### [WHAT TO PRODUCE]
Give an exact copy of every line, leaving images out.

─── DATA TO PROCESS ───

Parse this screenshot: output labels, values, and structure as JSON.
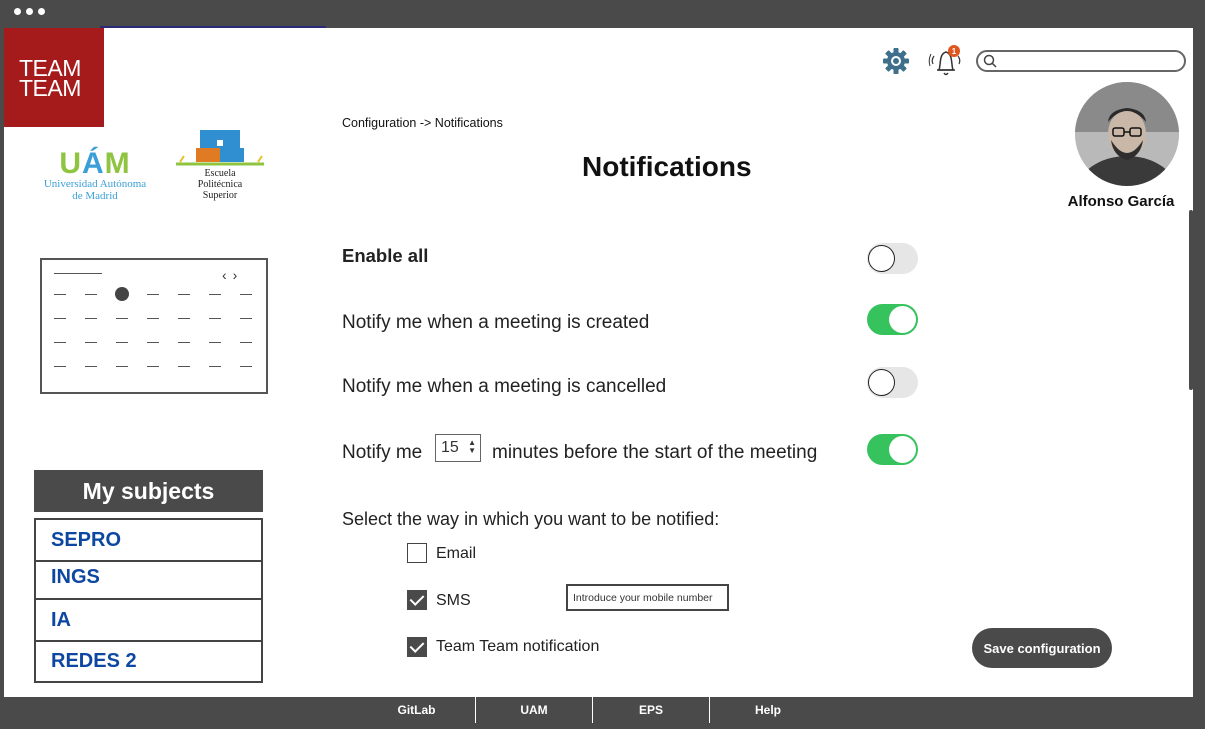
{
  "brand": {
    "logo_line1": "TEAM",
    "logo_line2": "TEAM",
    "logo_color": "#a51a1a"
  },
  "uam": {
    "mark_left": "U",
    "mark_accent": "Á",
    "mark_right": "M",
    "name_line1": "Universidad Autónoma",
    "name_line2": "de Madrid"
  },
  "eps": {
    "line1": "Escuela",
    "line2": "Politécnica",
    "line3": "Superior"
  },
  "calendar": {
    "nav_prev": "‹",
    "nav_next": "›",
    "rows": 4,
    "columns": 7,
    "selected_row": 0,
    "selected_column": 2
  },
  "subjects": {
    "heading": "My subjects",
    "items": [
      "SEPRO",
      "INGS",
      "IA",
      "REDES 2"
    ]
  },
  "header": {
    "gear_icon": "gear-icon",
    "bell_icon": "bell-icon",
    "notification_count": "1",
    "search_placeholder": ""
  },
  "user": {
    "name": "Alfonso García"
  },
  "breadcrumb": {
    "parent": "Configuration",
    "separator": "->",
    "current": "Notifications"
  },
  "page": {
    "title": "Notifications"
  },
  "settings": {
    "enable_all": {
      "label": "Enable all",
      "on": false
    },
    "meeting_created": {
      "label": "Notify me when a meeting is created",
      "on": true
    },
    "meeting_cancelled": {
      "label": "Notify me when a meeting is cancelled",
      "on": false
    },
    "before_start": {
      "prefix": "Notify me",
      "minutes": "15",
      "suffix": "minutes before the start of the meeting",
      "on": true
    }
  },
  "methods": {
    "heading": "Select the way in which you want to be notified:",
    "email": {
      "label": "Email",
      "checked": false
    },
    "sms": {
      "label": "SMS",
      "checked": true,
      "input_placeholder": "Introduce your mobile number"
    },
    "team": {
      "label": "Team Team notification",
      "checked": true
    }
  },
  "actions": {
    "save_label": "Save configuration"
  },
  "footer": {
    "links": [
      "GitLab",
      "UAM",
      "EPS",
      "Help"
    ]
  },
  "colors": {
    "toggle_on": "#36c25c",
    "frame": "#4a4a4a",
    "subject_text": "#0d47a1"
  }
}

───

### [CORRECT OUTPUT]
Parse this screenshot: output labels, values, and structure as JSON.
{
  "brand": {
    "logo_line1": "TEAM",
    "logo_line2": "TEAM",
    "logo_color": "#a51a1a"
  },
  "uam": {
    "mark_left": "U",
    "mark_accent": "Á",
    "mark_right": "M",
    "name_line1": "Universidad Autónoma",
    "name_line2": "de Madrid"
  },
  "eps": {
    "line1": "Escuela",
    "line2": "Politécnica",
    "line3": "Superior"
  },
  "calendar": {
    "nav_prev": "‹",
    "nav_next": "›",
    "rows": 4,
    "columns": 7,
    "selected_row": 0,
    "selected_column": 2
  },
  "subjects": {
    "heading": "My subjects",
    "items": [
      "SEPRO",
      "INGS",
      "IA",
      "REDES 2"
    ]
  },
  "header": {
    "gear_icon": "gear-icon",
    "bell_icon": "bell-icon",
    "notification_count": "1",
    "search_placeholder": ""
  },
  "user": {
    "name": "Alfonso García"
  },
  "breadcrumb": {
    "parent": "Configuration",
    "separator": "->",
    "current": "Notifications"
  },
  "page": {
    "title": "Notifications"
  },
  "settings": {
    "enable_all": {
      "label": "Enable all",
      "on": false
    },
    "meeting_created": {
      "label": "Notify me when a meeting is created",
      "on": true
    },
    "meeting_cancelled": {
      "label": "Notify me when a meeting is cancelled",
      "on": false
    },
    "before_start": {
      "prefix": "Notify me",
      "minutes": "15",
      "suffix": "minutes before the start of the meeting",
      "on": true
    }
  },
  "methods": {
    "heading": "Select the way in which you want to be notified:",
    "email": {
      "label": "Email",
      "checked": false
    },
    "sms": {
      "label": "SMS",
      "checked": true,
      "input_placeholder": "Introduce your mobile number"
    },
    "team": {
      "label": "Team Team notification",
      "checked": true
    }
  },
  "actions": {
    "save_label": "Save configuration"
  },
  "footer": {
    "links": [
      "GitLab",
      "UAM",
      "EPS",
      "Help"
    ]
  },
  "colors": {
    "toggle_on": "#36c25c",
    "frame": "#4a4a4a",
    "subject_text": "#0d47a1"
  }
}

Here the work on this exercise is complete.